**Page**
--------

Unfortunately there
has never been what one might call an over-abundance of biographical material
devoted to Adolf Busch -- which is perhaps as this gentle, modest man would
have wished. Two books were published privately and were never widely available.
The first, Adolf Busch: The LIfe of an Honest Man, was written
in 1986 by Tully Potter and self-published with my (Jonathan Angel's) assistance.
The second was a two-volume compilation of personal letters, assembled
by the violinist's daughter Irene Busch Serkin, translated into English
by Russell Stockman, and published in an 1991 limited edition.
Tully Potter -- currently editor of International Classical Record Collector (published in London by Gramophone magazine) -- specializes in writing about violinists, violists and other chamber musicians. The booklet notes on CD reissues from enterprising companies such as Testament and Biddulph are (fortunately) likely to have been written by him. In particular, Potter has championed Adolf Busch's art for more than twenty years. In addition to numerous articles on Busch for LP sleeves or CD booklets, he wrote not only the valuable biography/discography mentioned above, but also a major update to it that will be published soon. (Click on the "Tully Potter's Busch biograpny" link above for more information.)
Tully has the rare knack of evoking the particular characteristics of a musician verbally, something that is surprisingly difficult to do. What follows below are notes he wrote for the original British LP issue of the Beethoven B flat quartet, Op. 130:
There is a 1906 photograph of Joachim, two members of his quartet and Dohnanyi playing chamber music in Bonn, with the 15-year-old Adolf Busch turning the pages for Dohnanyi at the piano. That picture, taken in Beethoven's home town, unites his greatest interpreter of the 19th century with his greatest interpreter of the 20th century.
Adolf Busch, born in Siegen, Westphalia, in 1891, absorbed the Joachim tradition directly through hearing the Joachim Quartet play Beethoven -- and indirectly through his teachers at the Cologne Conservatoire, Willy Hess and Bram Elderling. He studied composition and conducting with Fritz Steinbach and composition with Hugo Grüters. An early influence on both Adolf and his conductor brother Fritz was the composer Max Reger -- an influence which is clear in Adolf's own compositions.
By 1912 Busch had already formed the Vienna Konzertvereins Quartet. Its members were the string section principals of the orchestra of that name and they included the violist Karl Doktor and the cellist Paul Grümmer. Grümmer was fond of telling how his first meeting wtih Adolf and Fritz Busch in 1911 developed into a musical session lasting from 4 in the afternoon until 4 in the morning -- they ran through virtually the entire piano trio literature.

--------

**Brief 1**
According to the page, who translated Irene Busch Serkin's compilation of letters into English?
**Brief 2**
Write out the passage of the page that begins at "The first, Adolf" and stops after "1991 limited edition.", changing "limited edition" to "private edition".
The records come from a different source than the page.

**Entries**
--------

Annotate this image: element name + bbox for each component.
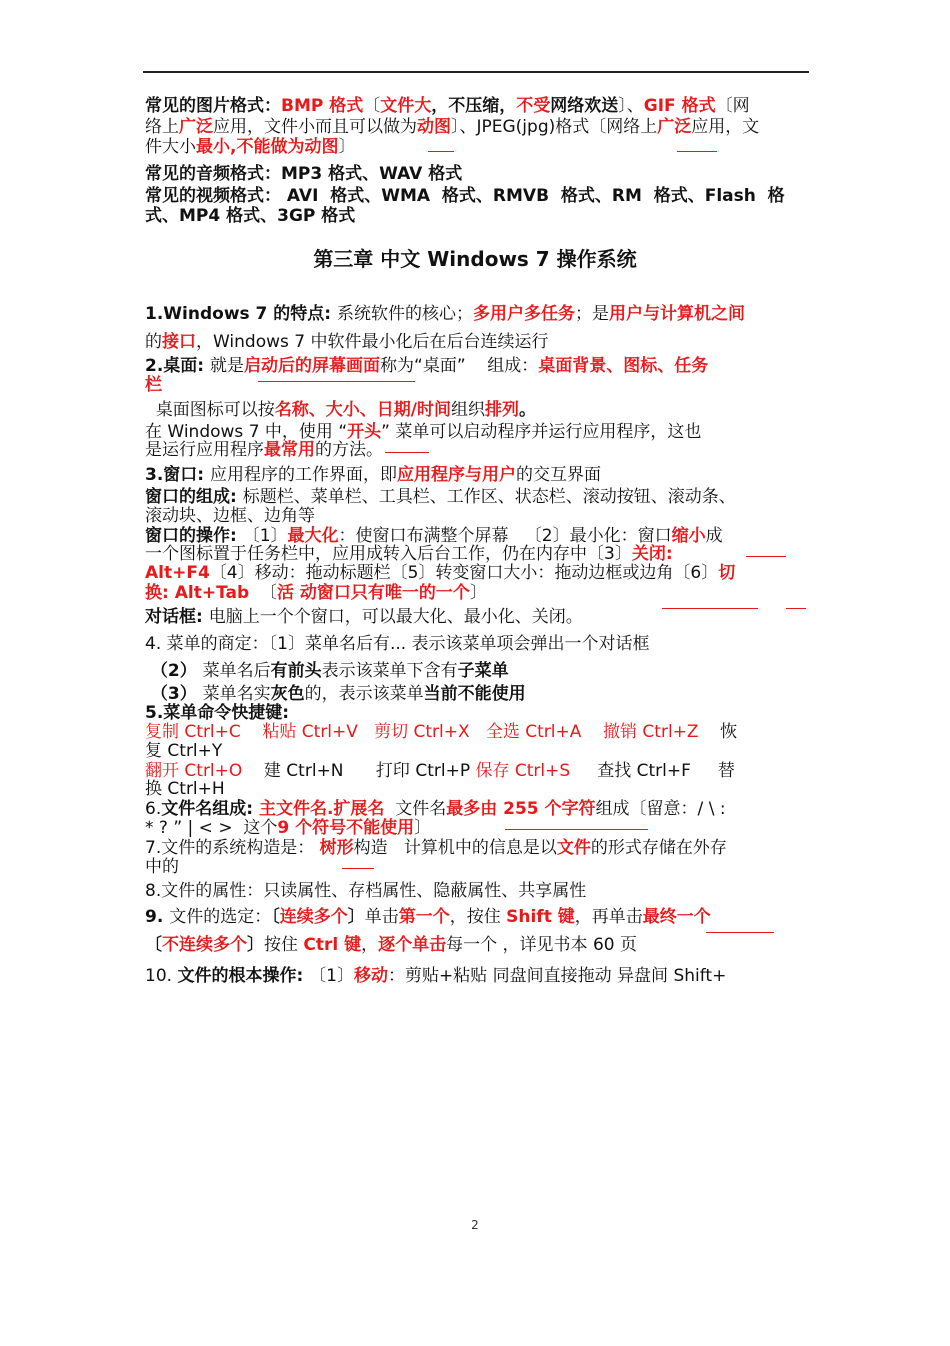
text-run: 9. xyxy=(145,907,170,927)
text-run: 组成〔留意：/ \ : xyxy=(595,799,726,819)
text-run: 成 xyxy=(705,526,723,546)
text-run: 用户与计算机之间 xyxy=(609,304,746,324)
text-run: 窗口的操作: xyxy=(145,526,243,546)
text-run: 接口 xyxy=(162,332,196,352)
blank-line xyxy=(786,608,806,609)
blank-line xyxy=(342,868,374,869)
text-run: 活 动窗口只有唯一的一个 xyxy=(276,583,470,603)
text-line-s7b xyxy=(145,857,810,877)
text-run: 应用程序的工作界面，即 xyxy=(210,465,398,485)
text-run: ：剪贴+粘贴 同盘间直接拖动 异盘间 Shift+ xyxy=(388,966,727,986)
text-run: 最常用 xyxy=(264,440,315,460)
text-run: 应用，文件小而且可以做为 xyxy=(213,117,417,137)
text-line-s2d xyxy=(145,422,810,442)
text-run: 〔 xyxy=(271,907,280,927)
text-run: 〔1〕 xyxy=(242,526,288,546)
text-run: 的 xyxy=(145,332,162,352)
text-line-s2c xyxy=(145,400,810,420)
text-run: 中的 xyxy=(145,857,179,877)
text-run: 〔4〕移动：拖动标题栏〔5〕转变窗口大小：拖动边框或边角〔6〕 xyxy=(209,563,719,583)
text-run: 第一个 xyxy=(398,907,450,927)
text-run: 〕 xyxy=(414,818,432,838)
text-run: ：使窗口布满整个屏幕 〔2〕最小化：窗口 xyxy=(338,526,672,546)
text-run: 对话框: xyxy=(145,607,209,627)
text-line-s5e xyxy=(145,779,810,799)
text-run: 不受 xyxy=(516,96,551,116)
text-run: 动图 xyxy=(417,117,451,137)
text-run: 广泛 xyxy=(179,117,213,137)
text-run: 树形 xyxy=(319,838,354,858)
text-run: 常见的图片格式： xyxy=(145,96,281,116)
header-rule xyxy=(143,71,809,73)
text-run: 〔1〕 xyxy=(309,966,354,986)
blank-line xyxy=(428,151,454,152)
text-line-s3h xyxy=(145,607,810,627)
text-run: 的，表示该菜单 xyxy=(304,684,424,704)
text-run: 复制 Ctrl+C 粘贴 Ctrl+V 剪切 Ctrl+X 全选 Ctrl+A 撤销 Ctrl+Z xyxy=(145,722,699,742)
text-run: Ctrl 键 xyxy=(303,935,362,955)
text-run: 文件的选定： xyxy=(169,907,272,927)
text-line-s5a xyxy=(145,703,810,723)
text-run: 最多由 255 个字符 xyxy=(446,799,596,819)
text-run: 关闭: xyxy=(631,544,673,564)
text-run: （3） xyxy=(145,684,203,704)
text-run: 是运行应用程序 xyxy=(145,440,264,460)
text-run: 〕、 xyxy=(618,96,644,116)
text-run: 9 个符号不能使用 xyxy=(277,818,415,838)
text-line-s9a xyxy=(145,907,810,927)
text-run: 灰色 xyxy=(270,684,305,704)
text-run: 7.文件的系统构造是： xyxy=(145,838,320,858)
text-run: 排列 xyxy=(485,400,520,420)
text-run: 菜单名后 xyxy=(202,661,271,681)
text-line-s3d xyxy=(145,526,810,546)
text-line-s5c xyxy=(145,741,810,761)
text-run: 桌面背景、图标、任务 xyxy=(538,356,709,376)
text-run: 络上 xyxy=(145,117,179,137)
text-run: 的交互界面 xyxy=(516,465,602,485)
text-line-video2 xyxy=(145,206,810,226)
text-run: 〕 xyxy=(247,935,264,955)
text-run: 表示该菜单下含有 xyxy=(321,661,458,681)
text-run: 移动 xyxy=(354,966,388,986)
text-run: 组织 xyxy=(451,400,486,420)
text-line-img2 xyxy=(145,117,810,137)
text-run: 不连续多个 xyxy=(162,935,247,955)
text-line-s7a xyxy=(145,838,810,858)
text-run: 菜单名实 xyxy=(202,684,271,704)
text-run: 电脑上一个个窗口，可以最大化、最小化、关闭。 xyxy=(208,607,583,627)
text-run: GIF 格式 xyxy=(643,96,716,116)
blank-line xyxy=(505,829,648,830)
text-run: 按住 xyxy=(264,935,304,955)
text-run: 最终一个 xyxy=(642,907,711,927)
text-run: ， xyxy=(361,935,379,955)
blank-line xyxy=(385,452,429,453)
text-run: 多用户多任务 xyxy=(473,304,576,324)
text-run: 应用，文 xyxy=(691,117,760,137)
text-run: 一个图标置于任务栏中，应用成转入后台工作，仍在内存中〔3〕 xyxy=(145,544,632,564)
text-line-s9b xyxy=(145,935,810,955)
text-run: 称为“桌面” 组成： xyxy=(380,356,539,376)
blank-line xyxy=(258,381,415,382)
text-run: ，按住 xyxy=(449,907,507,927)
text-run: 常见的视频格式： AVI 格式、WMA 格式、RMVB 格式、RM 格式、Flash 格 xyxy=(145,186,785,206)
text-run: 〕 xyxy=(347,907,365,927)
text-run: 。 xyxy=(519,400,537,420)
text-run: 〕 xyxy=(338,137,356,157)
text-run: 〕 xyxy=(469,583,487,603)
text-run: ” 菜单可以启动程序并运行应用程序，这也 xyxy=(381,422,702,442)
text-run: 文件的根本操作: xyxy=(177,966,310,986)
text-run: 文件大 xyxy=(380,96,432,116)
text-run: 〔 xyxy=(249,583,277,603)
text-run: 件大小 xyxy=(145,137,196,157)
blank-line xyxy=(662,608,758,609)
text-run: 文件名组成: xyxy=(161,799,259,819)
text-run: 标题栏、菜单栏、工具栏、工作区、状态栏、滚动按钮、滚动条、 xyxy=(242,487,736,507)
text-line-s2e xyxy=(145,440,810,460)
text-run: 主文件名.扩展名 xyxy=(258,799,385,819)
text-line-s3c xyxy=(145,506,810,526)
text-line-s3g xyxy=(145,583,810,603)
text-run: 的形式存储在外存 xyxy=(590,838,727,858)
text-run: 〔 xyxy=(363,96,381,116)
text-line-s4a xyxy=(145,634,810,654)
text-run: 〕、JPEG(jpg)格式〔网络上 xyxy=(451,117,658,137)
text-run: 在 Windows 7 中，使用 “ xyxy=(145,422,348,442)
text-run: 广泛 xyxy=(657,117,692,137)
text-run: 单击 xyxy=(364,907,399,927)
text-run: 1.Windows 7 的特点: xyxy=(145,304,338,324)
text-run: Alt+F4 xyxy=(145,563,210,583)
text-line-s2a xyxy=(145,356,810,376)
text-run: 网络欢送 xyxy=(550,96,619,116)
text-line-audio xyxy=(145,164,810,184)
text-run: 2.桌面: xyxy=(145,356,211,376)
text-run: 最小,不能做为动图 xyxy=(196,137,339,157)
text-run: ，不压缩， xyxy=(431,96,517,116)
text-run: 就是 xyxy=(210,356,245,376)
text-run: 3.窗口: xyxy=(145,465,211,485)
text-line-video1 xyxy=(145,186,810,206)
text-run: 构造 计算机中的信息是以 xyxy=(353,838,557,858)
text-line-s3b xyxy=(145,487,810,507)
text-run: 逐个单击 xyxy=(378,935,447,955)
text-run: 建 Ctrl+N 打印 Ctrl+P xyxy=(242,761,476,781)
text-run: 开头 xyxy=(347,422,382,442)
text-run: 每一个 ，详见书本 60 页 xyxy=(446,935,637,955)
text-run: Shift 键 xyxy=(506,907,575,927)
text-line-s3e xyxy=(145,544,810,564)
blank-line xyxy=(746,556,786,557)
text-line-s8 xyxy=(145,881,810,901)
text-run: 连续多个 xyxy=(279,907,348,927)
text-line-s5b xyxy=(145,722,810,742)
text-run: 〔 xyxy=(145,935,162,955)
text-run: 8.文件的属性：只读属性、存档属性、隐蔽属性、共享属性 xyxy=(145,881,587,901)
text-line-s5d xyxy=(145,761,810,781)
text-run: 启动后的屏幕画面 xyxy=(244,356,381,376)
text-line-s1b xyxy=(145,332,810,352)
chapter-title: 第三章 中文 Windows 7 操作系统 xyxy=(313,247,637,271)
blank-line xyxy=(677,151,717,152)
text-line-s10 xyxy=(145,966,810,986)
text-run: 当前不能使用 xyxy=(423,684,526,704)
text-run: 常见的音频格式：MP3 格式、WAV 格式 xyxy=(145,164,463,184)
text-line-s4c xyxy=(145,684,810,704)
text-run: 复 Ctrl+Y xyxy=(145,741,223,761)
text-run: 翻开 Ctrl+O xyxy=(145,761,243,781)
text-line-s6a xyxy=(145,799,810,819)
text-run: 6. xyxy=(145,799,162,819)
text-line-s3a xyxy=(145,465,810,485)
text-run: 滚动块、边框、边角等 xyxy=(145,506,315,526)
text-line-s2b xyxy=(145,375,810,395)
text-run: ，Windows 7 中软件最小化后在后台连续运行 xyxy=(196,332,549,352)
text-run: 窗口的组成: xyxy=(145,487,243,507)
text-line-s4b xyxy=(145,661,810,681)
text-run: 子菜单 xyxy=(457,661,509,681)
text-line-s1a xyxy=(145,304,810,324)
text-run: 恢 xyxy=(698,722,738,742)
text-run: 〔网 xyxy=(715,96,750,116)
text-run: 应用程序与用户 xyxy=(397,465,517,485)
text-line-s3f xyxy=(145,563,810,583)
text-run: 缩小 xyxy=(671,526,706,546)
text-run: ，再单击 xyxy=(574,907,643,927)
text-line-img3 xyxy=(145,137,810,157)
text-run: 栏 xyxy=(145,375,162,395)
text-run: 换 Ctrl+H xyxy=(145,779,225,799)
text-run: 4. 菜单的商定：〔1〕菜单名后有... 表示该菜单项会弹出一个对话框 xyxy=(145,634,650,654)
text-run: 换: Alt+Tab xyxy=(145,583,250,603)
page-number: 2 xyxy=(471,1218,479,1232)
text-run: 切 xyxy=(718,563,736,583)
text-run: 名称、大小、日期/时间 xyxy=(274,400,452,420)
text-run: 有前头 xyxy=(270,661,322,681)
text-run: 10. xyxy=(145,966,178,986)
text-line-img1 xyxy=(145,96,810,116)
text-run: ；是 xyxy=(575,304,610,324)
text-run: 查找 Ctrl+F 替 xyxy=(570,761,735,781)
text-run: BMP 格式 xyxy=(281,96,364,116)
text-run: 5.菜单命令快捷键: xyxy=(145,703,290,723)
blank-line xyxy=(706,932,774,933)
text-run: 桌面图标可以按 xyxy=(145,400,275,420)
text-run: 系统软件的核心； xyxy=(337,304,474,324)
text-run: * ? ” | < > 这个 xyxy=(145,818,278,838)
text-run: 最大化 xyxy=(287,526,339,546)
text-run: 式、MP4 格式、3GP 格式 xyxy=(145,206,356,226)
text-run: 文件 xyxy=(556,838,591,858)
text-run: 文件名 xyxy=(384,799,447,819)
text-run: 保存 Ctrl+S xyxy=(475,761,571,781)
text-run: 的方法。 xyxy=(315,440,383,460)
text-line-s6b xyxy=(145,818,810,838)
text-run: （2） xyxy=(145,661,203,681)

--------

**Task output 1**
Russell Stockman.

**Task output 2**
The first, Adolf Busch: The LIfe of an Honest Man, was written
in 1986 by Tully Potter and self-published with my (Jonathan Angel's) assistance.
The second was a two-volume compilation of personal letters, assembled
by the violinist's daughter Irene Busch Serkin, translated into English
by Russell Stockman, and published in an 1991 private edition.